··· DATASET ENTRIES ···
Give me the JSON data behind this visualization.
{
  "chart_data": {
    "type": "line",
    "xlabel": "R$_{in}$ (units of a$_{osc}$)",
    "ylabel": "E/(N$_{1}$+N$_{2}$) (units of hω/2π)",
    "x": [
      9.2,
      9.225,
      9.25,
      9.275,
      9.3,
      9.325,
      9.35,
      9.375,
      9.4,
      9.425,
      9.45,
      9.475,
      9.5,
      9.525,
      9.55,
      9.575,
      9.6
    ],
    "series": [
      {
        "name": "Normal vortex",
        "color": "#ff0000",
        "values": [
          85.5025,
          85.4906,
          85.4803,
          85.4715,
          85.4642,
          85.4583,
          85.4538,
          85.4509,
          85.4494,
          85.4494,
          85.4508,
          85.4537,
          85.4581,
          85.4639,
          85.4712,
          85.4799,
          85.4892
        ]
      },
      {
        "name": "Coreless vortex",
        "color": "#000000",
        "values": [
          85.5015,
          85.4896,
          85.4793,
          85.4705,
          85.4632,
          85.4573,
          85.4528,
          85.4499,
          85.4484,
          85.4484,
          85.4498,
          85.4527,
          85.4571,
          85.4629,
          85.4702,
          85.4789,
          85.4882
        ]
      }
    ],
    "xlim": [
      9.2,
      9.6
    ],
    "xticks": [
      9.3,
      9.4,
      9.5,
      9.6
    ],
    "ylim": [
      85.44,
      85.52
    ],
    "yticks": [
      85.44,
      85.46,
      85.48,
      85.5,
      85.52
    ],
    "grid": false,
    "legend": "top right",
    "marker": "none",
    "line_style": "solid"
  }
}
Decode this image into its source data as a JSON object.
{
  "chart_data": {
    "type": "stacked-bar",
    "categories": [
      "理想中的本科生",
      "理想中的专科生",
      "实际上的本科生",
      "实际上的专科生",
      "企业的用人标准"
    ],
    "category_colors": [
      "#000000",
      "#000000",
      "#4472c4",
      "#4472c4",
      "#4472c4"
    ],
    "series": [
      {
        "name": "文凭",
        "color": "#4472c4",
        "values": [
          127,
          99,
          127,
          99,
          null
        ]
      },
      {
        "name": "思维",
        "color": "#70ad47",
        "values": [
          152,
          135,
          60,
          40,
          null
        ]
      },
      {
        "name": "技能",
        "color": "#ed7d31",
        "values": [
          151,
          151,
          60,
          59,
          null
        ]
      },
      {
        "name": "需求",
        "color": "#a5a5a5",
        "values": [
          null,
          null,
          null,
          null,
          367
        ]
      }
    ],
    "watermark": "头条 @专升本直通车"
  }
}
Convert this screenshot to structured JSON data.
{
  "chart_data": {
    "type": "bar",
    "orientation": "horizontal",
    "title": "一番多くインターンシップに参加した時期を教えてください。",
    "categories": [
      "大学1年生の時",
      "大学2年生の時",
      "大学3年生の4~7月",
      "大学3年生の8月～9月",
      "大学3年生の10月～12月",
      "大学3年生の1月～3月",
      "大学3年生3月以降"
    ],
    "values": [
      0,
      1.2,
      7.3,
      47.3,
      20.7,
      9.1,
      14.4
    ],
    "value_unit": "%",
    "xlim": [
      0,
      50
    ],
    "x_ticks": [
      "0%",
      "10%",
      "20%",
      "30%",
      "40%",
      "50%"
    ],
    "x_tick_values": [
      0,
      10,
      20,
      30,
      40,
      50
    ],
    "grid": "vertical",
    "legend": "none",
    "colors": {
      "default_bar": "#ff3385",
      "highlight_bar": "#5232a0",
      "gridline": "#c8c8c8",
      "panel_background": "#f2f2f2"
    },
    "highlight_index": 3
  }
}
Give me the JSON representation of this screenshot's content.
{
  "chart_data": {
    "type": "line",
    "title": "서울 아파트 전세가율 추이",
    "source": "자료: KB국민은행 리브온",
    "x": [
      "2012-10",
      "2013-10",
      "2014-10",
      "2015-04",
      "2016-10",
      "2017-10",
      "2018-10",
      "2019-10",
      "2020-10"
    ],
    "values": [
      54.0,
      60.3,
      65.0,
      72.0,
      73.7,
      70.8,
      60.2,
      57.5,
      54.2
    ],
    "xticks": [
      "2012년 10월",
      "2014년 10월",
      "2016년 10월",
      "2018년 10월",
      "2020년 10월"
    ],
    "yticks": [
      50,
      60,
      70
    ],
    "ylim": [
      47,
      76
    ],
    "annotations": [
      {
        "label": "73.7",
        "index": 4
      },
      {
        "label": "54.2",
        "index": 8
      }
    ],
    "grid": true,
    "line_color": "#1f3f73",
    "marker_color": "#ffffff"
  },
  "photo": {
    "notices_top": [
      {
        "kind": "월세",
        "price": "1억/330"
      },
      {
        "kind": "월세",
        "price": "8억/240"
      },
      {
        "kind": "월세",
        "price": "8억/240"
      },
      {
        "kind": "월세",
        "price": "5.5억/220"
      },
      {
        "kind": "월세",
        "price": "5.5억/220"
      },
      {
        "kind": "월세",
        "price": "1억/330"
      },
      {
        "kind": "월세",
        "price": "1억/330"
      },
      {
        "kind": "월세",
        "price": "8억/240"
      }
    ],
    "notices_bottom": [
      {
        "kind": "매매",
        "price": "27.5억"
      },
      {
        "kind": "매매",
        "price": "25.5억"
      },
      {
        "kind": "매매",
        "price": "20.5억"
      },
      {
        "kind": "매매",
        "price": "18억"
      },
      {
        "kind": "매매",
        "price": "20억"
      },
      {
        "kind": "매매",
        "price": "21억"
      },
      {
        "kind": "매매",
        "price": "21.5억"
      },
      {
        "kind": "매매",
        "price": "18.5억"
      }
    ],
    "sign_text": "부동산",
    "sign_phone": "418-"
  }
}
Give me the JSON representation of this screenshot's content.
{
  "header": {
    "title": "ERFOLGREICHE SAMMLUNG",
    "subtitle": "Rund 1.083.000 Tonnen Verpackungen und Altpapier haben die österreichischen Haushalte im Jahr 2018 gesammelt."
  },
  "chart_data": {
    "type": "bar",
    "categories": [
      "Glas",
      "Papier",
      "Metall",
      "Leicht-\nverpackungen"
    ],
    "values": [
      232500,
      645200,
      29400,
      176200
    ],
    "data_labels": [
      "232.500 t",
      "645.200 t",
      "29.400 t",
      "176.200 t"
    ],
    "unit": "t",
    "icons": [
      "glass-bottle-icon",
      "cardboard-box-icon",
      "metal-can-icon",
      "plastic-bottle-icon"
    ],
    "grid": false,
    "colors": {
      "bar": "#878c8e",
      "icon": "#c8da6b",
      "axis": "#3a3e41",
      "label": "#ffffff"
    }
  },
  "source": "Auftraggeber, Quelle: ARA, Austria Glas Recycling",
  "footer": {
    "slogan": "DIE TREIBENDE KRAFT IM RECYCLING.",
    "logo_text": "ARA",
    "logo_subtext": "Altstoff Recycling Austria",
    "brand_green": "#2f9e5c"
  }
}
···
◆ GOAL
Count the lines in the records above that hold the word "JSON", and give only that number.

◆ RESPONSE TO THE TASK
5